-- Required work --
Extract the text of every entry below exactly; leave images out.

◆ ◆ ◆ ◆ ◆ ◆ ◆

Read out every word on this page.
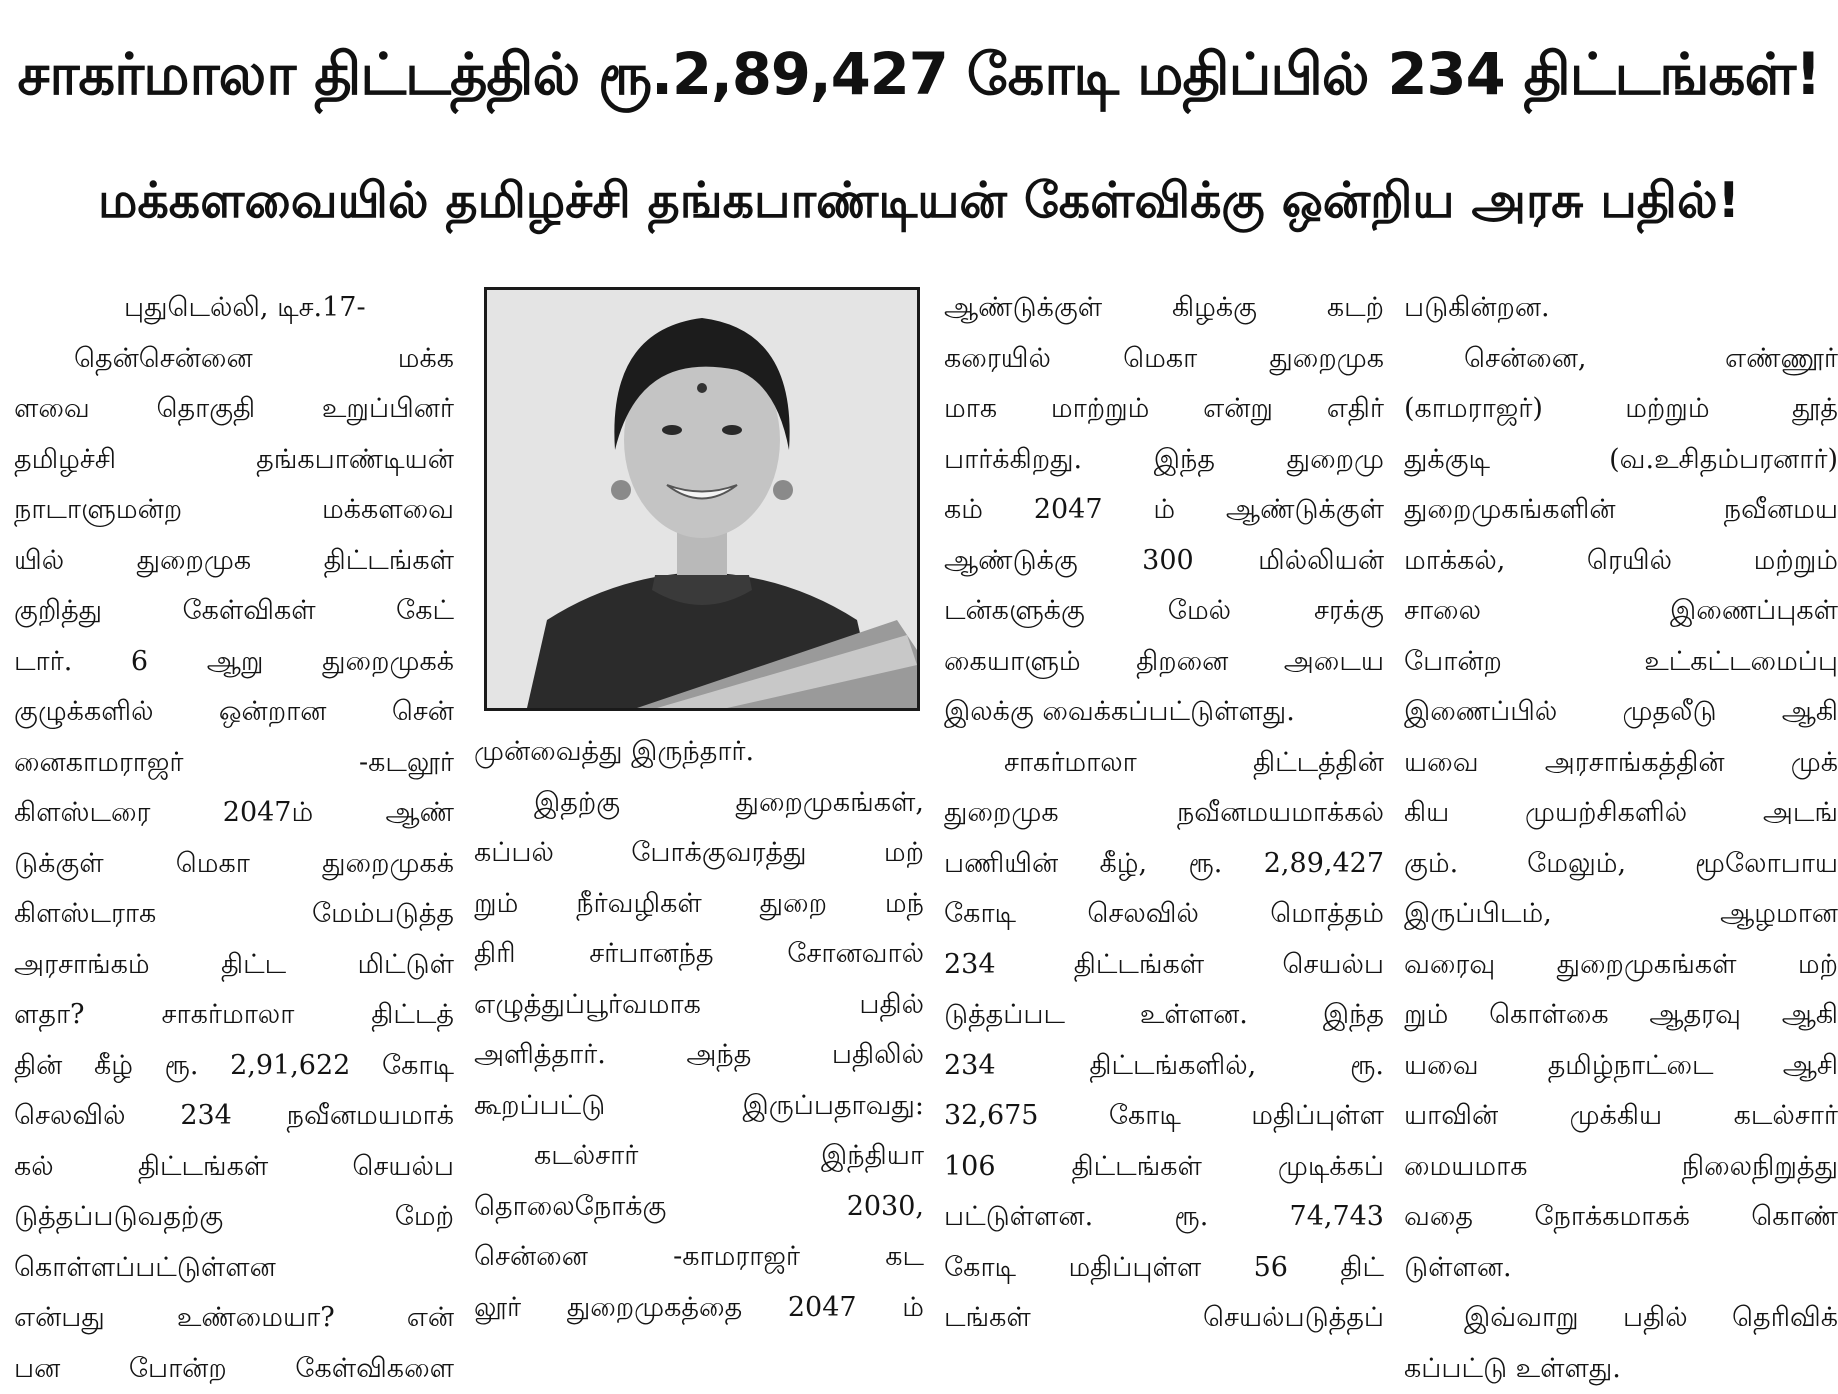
சாகர்மாலா திட்டத்தில் ரூ.2,89,427 கோடி மதிப்பில் 234 திட்டங்கள்!
மக்களவையில் தமிழச்சி தங்கபாண்டியன் கேள்விக்கு ஒன்றிய அரசு பதில்!
புதுடெல்லி, டிச.17-
தென்சென்னை மக்க
ளவை தொகுதி உறுப்பினர்
தமிழச்சி தங்கபாண்டியன்
நாடாளுமன்ற மக்களவை
யில் துறைமுக திட்டங்கள்
குறித்து கேள்விகள் கேட்
டார். 6 ஆறு துறைமுகக்
குழுக்களில் ஒன்றான சென்
னைகாமராஜர் -கடலூர்
கிளஸ்டரை 2047ம் ஆண்
டுக்குள் மெகா துறைமுகக்
கிளஸ்டராக மேம்படுத்த
அரசாங்கம் திட்ட மிட்டுள்
ளதா? சாகர்மாலா திட்டத்
தின் கீழ் ரூ. 2,91,622 கோடி
செலவில் 234 நவீனமயமாக்
கல் திட்டங்கள் செயல்ப
டுத்தப்படுவதற்கு மேற்
கொள்ளப்பட்டுள்ளன
என்பது உண்மையா? என்
பன போன்ற கேள்விகளை
முன்வைத்து இருந்தார்.
இதற்கு துறைமுகங்கள்,
கப்பல் போக்குவரத்து மற்
றும் நீர்வழிகள் துறை மந்
திரி சர்பானந்த சோனவால்
எழுத்துப்பூர்வமாக பதில்
அளித்தார். அந்த பதிலில்
கூறப்பட்டு இருப்பதாவது:
கடல்சார் இந்தியா
தொலைநோக்கு 2030,
சென்னை -காமராஜர் கட
லூர் துறைமுகத்தை 2047 ம்
ஆண்டுக்குள் கிழக்கு கடற்
கரையில் மெகா துறைமுக
மாக மாற்றும் என்று எதிர்
பார்க்கிறது. இந்த துறைமு
கம் 2047 ம் ஆண்டுக்குள்
ஆண்டுக்கு 300 மில்லியன்
டன்களுக்கு மேல் சரக்கு
கையாளும் திறனை அடைய
இலக்கு வைக்கப்பட்டுள்ளது.
சாகர்மாலா திட்டத்தின்
துறைமுக நவீனமயமாக்கல்
பணியின் கீழ், ரூ. 2,89,427
கோடி செலவில் மொத்தம்
234 திட்டங்கள் செயல்ப
டுத்தப்பட உள்ளன. இந்த
234 திட்டங்களில், ரூ.
32,675 கோடி மதிப்புள்ள
106 திட்டங்கள் முடிக்கப்
பட்டுள்ளன. ரூ. 74,743
கோடி மதிப்புள்ள 56 திட்
டங்கள் செயல்படுத்தப்
படுகின்றன.
சென்னை, எண்ணூர்
(காமராஜர்) மற்றும் தூத்
துக்குடி (வ.உசிதம்பரனார்)
துறைமுகங்களின் நவீனமய
மாக்கல், ரெயில் மற்றும்
சாலை இணைப்புகள்
போன்ற உட்கட்டமைப்பு
இணைப்பில் முதலீடு ஆகி
யவை அரசாங்கத்தின் முக்
கிய முயற்சிகளில் அடங்
கும். மேலும், மூலோபாய
இருப்பிடம், ஆழமான
வரைவு துறைமுகங்கள் மற்
றும் கொள்கை ஆதரவு ஆகி
யவை தமிழ்நாட்டை ஆசி
யாவின் முக்கிய கடல்சார்
மையமாக நிலைநிறுத்து
வதை நோக்கமாகக் கொண்
டுள்ளன.
இவ்வாறு பதில் தெரிவிக்
கப்பட்டு உள்ளது.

◆ ◆ ◆ ◆ ◆ ◆ ◆

-- Exercise result --
Read out every word on this page.
சாகர்மாலா திட்டத்தில் ரூ.2,89,427 கோடி மதிப்பில் 234 திட்டங்கள்!
மக்களவையில் தமிழச்சி தங்கபாண்டியன் கேள்விக்கு ஒன்றிய அரசு பதில்!
புதுடெல்லி, டிச.17-
தென்சென்னை மக்க
ளவை தொகுதி உறுப்பினர்
தமிழச்சி தங்கபாண்டியன்
நாடாளுமன்ற மக்களவை
யில் துறைமுக திட்டங்கள்
குறித்து கேள்விகள் கேட்
டார். 6 ஆறு துறைமுகக்
குழுக்களில் ஒன்றான சென்
னைகாமராஜர் -கடலூர்
கிளஸ்டரை 2047ம் ஆண்
டுக்குள் மெகா துறைமுகக்
கிளஸ்டராக மேம்படுத்த
அரசாங்கம் திட்ட மிட்டுள்
ளதா? சாகர்மாலா திட்டத்
தின் கீழ் ரூ. 2,91,622 கோடி
செலவில் 234 நவீனமயமாக்
கல் திட்டங்கள் செயல்ப
டுத்தப்படுவதற்கு மேற்
கொள்ளப்பட்டுள்ளன
என்பது உண்மையா? என்
பன போன்ற கேள்விகளை
முன்வைத்து இருந்தார்.
இதற்கு துறைமுகங்கள்,
கப்பல் போக்குவரத்து மற்
றும் நீர்வழிகள் துறை மந்
திரி சர்பானந்த சோனவால்
எழுத்துப்பூர்வமாக பதில்
அளித்தார். அந்த பதிலில்
கூறப்பட்டு இருப்பதாவது:
கடல்சார் இந்தியா
தொலைநோக்கு 2030,
சென்னை -காமராஜர் கட
லூர் துறைமுகத்தை 2047 ம்
ஆண்டுக்குள் கிழக்கு கடற்
கரையில் மெகா துறைமுக
மாக மாற்றும் என்று எதிர்
பார்க்கிறது. இந்த துறைமு
கம் 2047 ம் ஆண்டுக்குள்
ஆண்டுக்கு 300 மில்லியன்
டன்களுக்கு மேல் சரக்கு
கையாளும் திறனை அடைய
இலக்கு வைக்கப்பட்டுள்ளது.
சாகர்மாலா திட்டத்தின்
துறைமுக நவீனமயமாக்கல்
பணியின் கீழ், ரூ. 2,89,427
கோடி செலவில் மொத்தம்
234 திட்டங்கள் செயல்ப
டுத்தப்பட உள்ளன. இந்த
234 திட்டங்களில், ரூ.
32,675 கோடி மதிப்புள்ள
106 திட்டங்கள் முடிக்கப்
பட்டுள்ளன. ரூ. 74,743
கோடி மதிப்புள்ள 56 திட்
டங்கள் செயல்படுத்தப்
படுகின்றன.
சென்னை, எண்ணூர்
(காமராஜர்) மற்றும் தூத்
துக்குடி (வ.உசிதம்பரனார்)
துறைமுகங்களின் நவீனமய
மாக்கல், ரெயில் மற்றும்
சாலை இணைப்புகள்
போன்ற உட்கட்டமைப்பு
இணைப்பில் முதலீடு ஆகி
யவை அரசாங்கத்தின் முக்
கிய முயற்சிகளில் அடங்
கும். மேலும், மூலோபாய
இருப்பிடம், ஆழமான
வரைவு துறைமுகங்கள் மற்
றும் கொள்கை ஆதரவு ஆகி
யவை தமிழ்நாட்டை ஆசி
யாவின் முக்கிய கடல்சார்
மையமாக நிலைநிறுத்து
வதை நோக்கமாகக் கொண்
டுள்ளன.
இவ்வாறு பதில் தெரிவிக்
கப்பட்டு உள்ளது.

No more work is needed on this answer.